*WORK TO COMPLETE*.
Copy out the whole listing exactly as written, leaving the pictures behind.
# Start of DATASET RECORDS
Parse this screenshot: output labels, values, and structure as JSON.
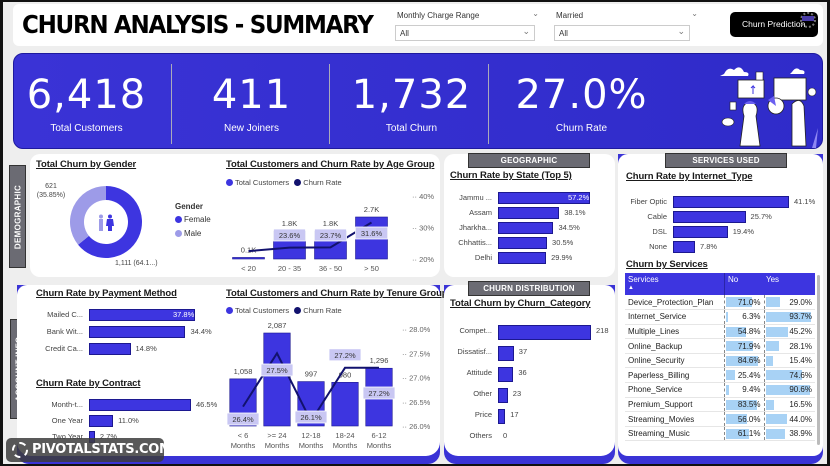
{
  "header": {
    "title": "CHURN ANALYSIS - SUMMARY",
    "filters": [
      {
        "label": "Monthly Charge Range",
        "value": "All"
      },
      {
        "label": "Married",
        "value": "All"
      }
    ],
    "predict_button": "Churn Prediction"
  },
  "kpis": [
    {
      "value": "6,418",
      "label": "Total Customers"
    },
    {
      "value": "411",
      "label": "New Joiners"
    },
    {
      "value": "1,732",
      "label": "Total Churn"
    },
    {
      "value": "27.0%",
      "label": "Churn Rate"
    }
  ],
  "sections": {
    "demographic": "DEMOGRAPHIC",
    "account_info": "ACCOUNT INFO",
    "geographic": "GEOGRAPHIC",
    "churn_distribution": "CHURN DISTRIBUTION",
    "services_used": "SERVICES USED"
  },
  "colors": {
    "primary": "#3d35e0",
    "dark_line": "#12126e",
    "male": "#9d9be8",
    "label_bg": "#c9c7f3",
    "table_bar": "#a8d2f5"
  },
  "watermark": "PIVOTALSTATS.COM",
  "chart_data": [
    {
      "id": "gender",
      "type": "pie",
      "title": "Total Churn by Gender",
      "legend_title": "Gender",
      "categories": [
        "Female",
        "Male"
      ],
      "values": [
        1111,
        621
      ],
      "labels": [
        "1,111 (64.1...)",
        "621 (35.85%)"
      ],
      "legend": "right"
    },
    {
      "id": "age",
      "type": "bar",
      "title": "Total Customers and Churn Rate by Age Group",
      "legend": [
        "Total Customers",
        "Churn Rate"
      ],
      "categories": [
        "< 20",
        "20 - 35",
        "36 - 50",
        "> 50"
      ],
      "series": [
        {
          "name": "Total Customers",
          "values": [
            100,
            1800,
            1800,
            2700
          ],
          "labels": [
            "0.1K",
            "1.8K",
            "1.8K",
            "2.7K"
          ]
        },
        {
          "name": "Churn Rate",
          "type": "line",
          "values": [
            null,
            23.6,
            23.7,
            31.6
          ],
          "labels": [
            "",
            "23.6%",
            "23.7%",
            "31.6%"
          ],
          "start_value": 22.5
        }
      ],
      "y2_ticks": [
        "40%",
        "30%",
        "20%"
      ],
      "y2lim": [
        20,
        40
      ]
    },
    {
      "id": "state",
      "type": "bar",
      "orientation": "horizontal",
      "title": "Churn Rate by State (Top 5)",
      "categories": [
        "Jammu ...",
        "Assam",
        "Jharkha...",
        "Chhattis...",
        "Delhi"
      ],
      "values": [
        57.2,
        38.1,
        34.5,
        30.5,
        29.9
      ],
      "labels": [
        "57.2%",
        "38.1%",
        "34.5%",
        "30.5%",
        "29.9%"
      ]
    },
    {
      "id": "internet",
      "type": "bar",
      "orientation": "horizontal",
      "title": "Churn Rate by Internet_Type",
      "categories": [
        "Fiber Optic",
        "Cable",
        "DSL",
        "None"
      ],
      "values": [
        41.1,
        25.7,
        19.4,
        7.8
      ],
      "labels": [
        "41.1%",
        "25.7%",
        "19.4%",
        "7.8%"
      ]
    },
    {
      "id": "payment",
      "type": "bar",
      "orientation": "horizontal",
      "title": "Churn Rate by Payment Method",
      "categories": [
        "Mailed C...",
        "Bank Wit...",
        "Credit Ca..."
      ],
      "values": [
        37.8,
        34.4,
        14.8
      ],
      "labels": [
        "37.8%",
        "34.4%",
        "14.8%"
      ]
    },
    {
      "id": "contract",
      "type": "bar",
      "orientation": "horizontal",
      "title": "Churn Rate by Contract",
      "categories": [
        "Month-t...",
        "One Year",
        "Two Year"
      ],
      "values": [
        46.5,
        11.0,
        2.7
      ],
      "labels": [
        "46.5%",
        "11.0%",
        "2.7%"
      ]
    },
    {
      "id": "tenure",
      "type": "bar",
      "title": "Total Customers and Churn Rate by Tenure Group",
      "legend": [
        "Total Customers",
        "Churn Rate"
      ],
      "categories": [
        "< 6 Months",
        ">= 24 Months",
        "12-18 Months",
        "18-24 Months",
        "6-12 Months"
      ],
      "series": [
        {
          "name": "Total Customers",
          "values": [
            1058,
            2087,
            997,
            980,
            1296
          ],
          "labels": [
            "1,058",
            "2,087",
            "997",
            "980",
            "1,296"
          ]
        },
        {
          "name": "Churn Rate",
          "type": "line",
          "values": [
            26.4,
            27.5,
            26.1,
            27.2,
            27.2
          ],
          "labels": [
            "26.4%",
            "27.5%",
            "26.1%",
            "27.2%",
            "27.2%"
          ]
        }
      ],
      "y2_ticks": [
        "28.0%",
        "27.5%",
        "27.0%",
        "26.5%",
        "26.0%"
      ],
      "y2lim": [
        26.0,
        28.0
      ]
    },
    {
      "id": "category",
      "type": "bar",
      "orientation": "horizontal",
      "title": "Total Churn by Churn_Category",
      "categories": [
        "Compet...",
        "Dissatisf...",
        "Attitude",
        "Other",
        "Price",
        "Others"
      ],
      "values": [
        218,
        37,
        36,
        23,
        17,
        0
      ],
      "labels": [
        "218",
        "37",
        "36",
        "23",
        "17",
        "0"
      ]
    },
    {
      "id": "services",
      "type": "table",
      "title": "Churn by Services",
      "columns": [
        "Services",
        "No",
        "Yes"
      ],
      "rows": [
        [
          "Device_Protection_Plan",
          71.0,
          29.0
        ],
        [
          "Internet_Service",
          6.3,
          93.7
        ],
        [
          "Multiple_Lines",
          54.8,
          45.2
        ],
        [
          "Online_Backup",
          71.9,
          28.1
        ],
        [
          "Online_Security",
          84.6,
          15.4
        ],
        [
          "Paperless_Billing",
          25.4,
          74.6
        ],
        [
          "Phone_Service",
          9.4,
          90.6
        ],
        [
          "Premium_Support",
          83.5,
          16.5
        ],
        [
          "Streaming_Movies",
          56.0,
          44.0
        ],
        [
          "Streaming_Music",
          61.1,
          38.9
        ]
      ]
    }
  ]
}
# End of DATASET RECORDS
*ANSWER*.
Parse this screenshot: output labels, values, and structure as JSON.
{
  "header": {
    "title": "CHURN ANALYSIS - SUMMARY",
    "filters": [
      {
        "label": "Monthly Charge Range",
        "value": "All"
      },
      {
        "label": "Married",
        "value": "All"
      }
    ],
    "predict_button": "Churn Prediction"
  },
  "kpis": [
    {
      "value": "6,418",
      "label": "Total Customers"
    },
    {
      "value": "411",
      "label": "New Joiners"
    },
    {
      "value": "1,732",
      "label": "Total Churn"
    },
    {
      "value": "27.0%",
      "label": "Churn Rate"
    }
  ],
  "sections": {
    "demographic": "DEMOGRAPHIC",
    "account_info": "ACCOUNT INFO",
    "geographic": "GEOGRAPHIC",
    "churn_distribution": "CHURN DISTRIBUTION",
    "services_used": "SERVICES USED"
  },
  "colors": {
    "primary": "#3d35e0",
    "dark_line": "#12126e",
    "male": "#9d9be8",
    "label_bg": "#c9c7f3",
    "table_bar": "#a8d2f5"
  },
  "watermark": "PIVOTALSTATS.COM",
  "chart_data": [
    {
      "id": "gender",
      "type": "pie",
      "title": "Total Churn by Gender",
      "legend_title": "Gender",
      "categories": [
        "Female",
        "Male"
      ],
      "values": [
        1111,
        621
      ],
      "labels": [
        "1,111 (64.1...)",
        "621 (35.85%)"
      ],
      "legend": "right"
    },
    {
      "id": "age",
      "type": "bar",
      "title": "Total Customers and Churn Rate by Age Group",
      "legend": [
        "Total Customers",
        "Churn Rate"
      ],
      "categories": [
        "< 20",
        "20 - 35",
        "36 - 50",
        "> 50"
      ],
      "series": [
        {
          "name": "Total Customers",
          "values": [
            100,
            1800,
            1800,
            2700
          ],
          "labels": [
            "0.1K",
            "1.8K",
            "1.8K",
            "2.7K"
          ]
        },
        {
          "name": "Churn Rate",
          "type": "line",
          "values": [
            null,
            23.6,
            23.7,
            31.6
          ],
          "labels": [
            "",
            "23.6%",
            "23.7%",
            "31.6%"
          ],
          "start_value": 22.5
        }
      ],
      "y2_ticks": [
        "40%",
        "30%",
        "20%"
      ],
      "y2lim": [
        20,
        40
      ]
    },
    {
      "id": "state",
      "type": "bar",
      "orientation": "horizontal",
      "title": "Churn Rate by State (Top 5)",
      "categories": [
        "Jammu ...",
        "Assam",
        "Jharkha...",
        "Chhattis...",
        "Delhi"
      ],
      "values": [
        57.2,
        38.1,
        34.5,
        30.5,
        29.9
      ],
      "labels": [
        "57.2%",
        "38.1%",
        "34.5%",
        "30.5%",
        "29.9%"
      ]
    },
    {
      "id": "internet",
      "type": "bar",
      "orientation": "horizontal",
      "title": "Churn Rate by Internet_Type",
      "categories": [
        "Fiber Optic",
        "Cable",
        "DSL",
        "None"
      ],
      "values": [
        41.1,
        25.7,
        19.4,
        7.8
      ],
      "labels": [
        "41.1%",
        "25.7%",
        "19.4%",
        "7.8%"
      ]
    },
    {
      "id": "payment",
      "type": "bar",
      "orientation": "horizontal",
      "title": "Churn Rate by Payment Method",
      "categories": [
        "Mailed C...",
        "Bank Wit...",
        "Credit Ca..."
      ],
      "values": [
        37.8,
        34.4,
        14.8
      ],
      "labels": [
        "37.8%",
        "34.4%",
        "14.8%"
      ]
    },
    {
      "id": "contract",
      "type": "bar",
      "orientation": "horizontal",
      "title": "Churn Rate by Contract",
      "categories": [
        "Month-t...",
        "One Year",
        "Two Year"
      ],
      "values": [
        46.5,
        11.0,
        2.7
      ],
      "labels": [
        "46.5%",
        "11.0%",
        "2.7%"
      ]
    },
    {
      "id": "tenure",
      "type": "bar",
      "title": "Total Customers and Churn Rate by Tenure Group",
      "legend": [
        "Total Customers",
        "Churn Rate"
      ],
      "categories": [
        "< 6 Months",
        ">= 24 Months",
        "12-18 Months",
        "18-24 Months",
        "6-12 Months"
      ],
      "series": [
        {
          "name": "Total Customers",
          "values": [
            1058,
            2087,
            997,
            980,
            1296
          ],
          "labels": [
            "1,058",
            "2,087",
            "997",
            "980",
            "1,296"
          ]
        },
        {
          "name": "Churn Rate",
          "type": "line",
          "values": [
            26.4,
            27.5,
            26.1,
            27.2,
            27.2
          ],
          "labels": [
            "26.4%",
            "27.5%",
            "26.1%",
            "27.2%",
            "27.2%"
          ]
        }
      ],
      "y2_ticks": [
        "28.0%",
        "27.5%",
        "27.0%",
        "26.5%",
        "26.0%"
      ],
      "y2lim": [
        26.0,
        28.0
      ]
    },
    {
      "id": "category",
      "type": "bar",
      "orientation": "horizontal",
      "title": "Total Churn by Churn_Category",
      "categories": [
        "Compet...",
        "Dissatisf...",
        "Attitude",
        "Other",
        "Price",
        "Others"
      ],
      "values": [
        218,
        37,
        36,
        23,
        17,
        0
      ],
      "labels": [
        "218",
        "37",
        "36",
        "23",
        "17",
        "0"
      ]
    },
    {
      "id": "services",
      "type": "table",
      "title": "Churn by Services",
      "columns": [
        "Services",
        "No",
        "Yes"
      ],
      "rows": [
        [
          "Device_Protection_Plan",
          71.0,
          29.0
        ],
        [
          "Internet_Service",
          6.3,
          93.7
        ],
        [
          "Multiple_Lines",
          54.8,
          45.2
        ],
        [
          "Online_Backup",
          71.9,
          28.1
        ],
        [
          "Online_Security",
          84.6,
          15.4
        ],
        [
          "Paperless_Billing",
          25.4,
          74.6
        ],
        [
          "Phone_Service",
          9.4,
          90.6
        ],
        [
          "Premium_Support",
          83.5,
          16.5
        ],
        [
          "Streaming_Movies",
          56.0,
          44.0
        ],
        [
          "Streaming_Music",
          61.1,
          38.9
        ]
      ]
    }
  ]
}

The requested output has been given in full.